### Problem to solve
Exactly as given, repeat all of the entries.
============================================================
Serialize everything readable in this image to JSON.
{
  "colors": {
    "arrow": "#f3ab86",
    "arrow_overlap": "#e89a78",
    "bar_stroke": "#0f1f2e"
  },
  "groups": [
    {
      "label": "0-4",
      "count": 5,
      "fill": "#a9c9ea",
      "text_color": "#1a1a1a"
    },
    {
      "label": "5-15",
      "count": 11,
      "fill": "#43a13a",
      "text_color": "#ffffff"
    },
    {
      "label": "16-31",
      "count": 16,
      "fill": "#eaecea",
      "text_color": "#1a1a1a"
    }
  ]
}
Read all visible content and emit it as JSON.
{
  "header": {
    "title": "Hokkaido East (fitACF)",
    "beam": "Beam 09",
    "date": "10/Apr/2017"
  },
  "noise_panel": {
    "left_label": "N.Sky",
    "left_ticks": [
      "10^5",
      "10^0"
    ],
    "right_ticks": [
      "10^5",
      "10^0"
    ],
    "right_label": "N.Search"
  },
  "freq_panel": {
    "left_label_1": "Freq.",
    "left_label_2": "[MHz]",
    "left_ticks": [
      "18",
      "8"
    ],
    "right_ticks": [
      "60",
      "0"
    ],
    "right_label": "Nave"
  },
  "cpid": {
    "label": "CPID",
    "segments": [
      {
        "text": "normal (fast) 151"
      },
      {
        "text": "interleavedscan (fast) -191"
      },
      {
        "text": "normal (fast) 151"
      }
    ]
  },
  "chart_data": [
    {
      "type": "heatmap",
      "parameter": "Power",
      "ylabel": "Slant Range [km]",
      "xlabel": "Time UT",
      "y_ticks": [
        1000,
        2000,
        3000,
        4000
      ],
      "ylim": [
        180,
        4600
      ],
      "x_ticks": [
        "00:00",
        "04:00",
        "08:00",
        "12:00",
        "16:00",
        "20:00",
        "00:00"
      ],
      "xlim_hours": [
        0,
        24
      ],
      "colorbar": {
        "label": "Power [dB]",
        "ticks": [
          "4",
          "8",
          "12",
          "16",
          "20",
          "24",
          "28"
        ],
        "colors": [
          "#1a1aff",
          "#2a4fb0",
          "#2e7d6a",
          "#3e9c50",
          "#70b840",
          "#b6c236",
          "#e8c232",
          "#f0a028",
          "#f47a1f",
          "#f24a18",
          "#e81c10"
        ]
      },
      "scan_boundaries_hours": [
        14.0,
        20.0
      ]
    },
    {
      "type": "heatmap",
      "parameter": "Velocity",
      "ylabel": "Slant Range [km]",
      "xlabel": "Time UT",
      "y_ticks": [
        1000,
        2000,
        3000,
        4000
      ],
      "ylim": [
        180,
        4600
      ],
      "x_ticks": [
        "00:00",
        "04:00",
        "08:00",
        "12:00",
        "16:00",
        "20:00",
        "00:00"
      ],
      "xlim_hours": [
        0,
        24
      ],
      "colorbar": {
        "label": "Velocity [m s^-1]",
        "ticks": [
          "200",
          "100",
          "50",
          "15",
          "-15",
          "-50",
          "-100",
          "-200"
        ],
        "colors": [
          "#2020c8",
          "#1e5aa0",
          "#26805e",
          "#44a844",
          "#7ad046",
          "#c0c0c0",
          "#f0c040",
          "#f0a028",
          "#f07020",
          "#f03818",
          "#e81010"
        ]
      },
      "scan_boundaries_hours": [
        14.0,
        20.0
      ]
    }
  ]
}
============================================================
### Correct result
Serialize everything readable in this image to JSON.
{
  "colors": {
    "arrow": "#f3ab86",
    "arrow_overlap": "#e89a78",
    "bar_stroke": "#0f1f2e"
  },
  "groups": [
    {
      "label": "0-4",
      "count": 5,
      "fill": "#a9c9ea",
      "text_color": "#1a1a1a"
    },
    {
      "label": "5-15",
      "count": 11,
      "fill": "#43a13a",
      "text_color": "#ffffff"
    },
    {
      "label": "16-31",
      "count": 16,
      "fill": "#eaecea",
      "text_color": "#1a1a1a"
    }
  ]
}
Read all visible content and emit it as JSON.
{
  "header": {
    "title": "Hokkaido East (fitACF)",
    "beam": "Beam 09",
    "date": "10/Apr/2017"
  },
  "noise_panel": {
    "left_label": "N.Sky",
    "left_ticks": [
      "10^5",
      "10^0"
    ],
    "right_ticks": [
      "10^5",
      "10^0"
    ],
    "right_label": "N.Search"
  },
  "freq_panel": {
    "left_label_1": "Freq.",
    "left_label_2": "[MHz]",
    "left_ticks": [
      "18",
      "8"
    ],
    "right_ticks": [
      "60",
      "0"
    ],
    "right_label": "Nave"
  },
  "cpid": {
    "label": "CPID",
    "segments": [
      {
        "text": "normal (fast) 151"
      },
      {
        "text": "interleavedscan (fast) -191"
      },
      {
        "text": "normal (fast) 151"
      }
    ]
  },
  "chart_data": [
    {
      "type": "heatmap",
      "parameter": "Power",
      "ylabel": "Slant Range [km]",
      "xlabel": "Time UT",
      "y_ticks": [
        1000,
        2000,
        3000,
        4000
      ],
      "ylim": [
        180,
        4600
      ],
      "x_ticks": [
        "00:00",
        "04:00",
        "08:00",
        "12:00",
        "16:00",
        "20:00",
        "00:00"
      ],
      "xlim_hours": [
        0,
        24
      ],
      "colorbar": {
        "label": "Power [dB]",
        "ticks": [
          "4",
          "8",
          "12",
          "16",
          "20",
          "24",
          "28"
        ],
        "colors": [
          "#1a1aff",
          "#2a4fb0",
          "#2e7d6a",
          "#3e9c50",
          "#70b840",
          "#b6c236",
          "#e8c232",
          "#f0a028",
          "#f47a1f",
          "#f24a18",
          "#e81c10"
        ]
      },
      "scan_boundaries_hours": [
        14.0,
        20.0
      ]
    },
    {
      "type": "heatmap",
      "parameter": "Velocity",
      "ylabel": "Slant Range [km]",
      "xlabel": "Time UT",
      "y_ticks": [
        1000,
        2000,
        3000,
        4000
      ],
      "ylim": [
        180,
        4600
      ],
      "x_ticks": [
        "00:00",
        "04:00",
        "08:00",
        "12:00",
        "16:00",
        "20:00",
        "00:00"
      ],
      "xlim_hours": [
        0,
        24
      ],
      "colorbar": {
        "label": "Velocity [m s^-1]",
        "ticks": [
          "200",
          "100",
          "50",
          "15",
          "-15",
          "-50",
          "-100",
          "-200"
        ],
        "colors": [
          "#2020c8",
          "#1e5aa0",
          "#26805e",
          "#44a844",
          "#7ad046",
          "#c0c0c0",
          "#f0c040",
          "#f0a028",
          "#f07020",
          "#f03818",
          "#e81010"
        ]
      },
      "scan_boundaries_hours": [
        14.0,
        20.0
      ]
    }
  ]
}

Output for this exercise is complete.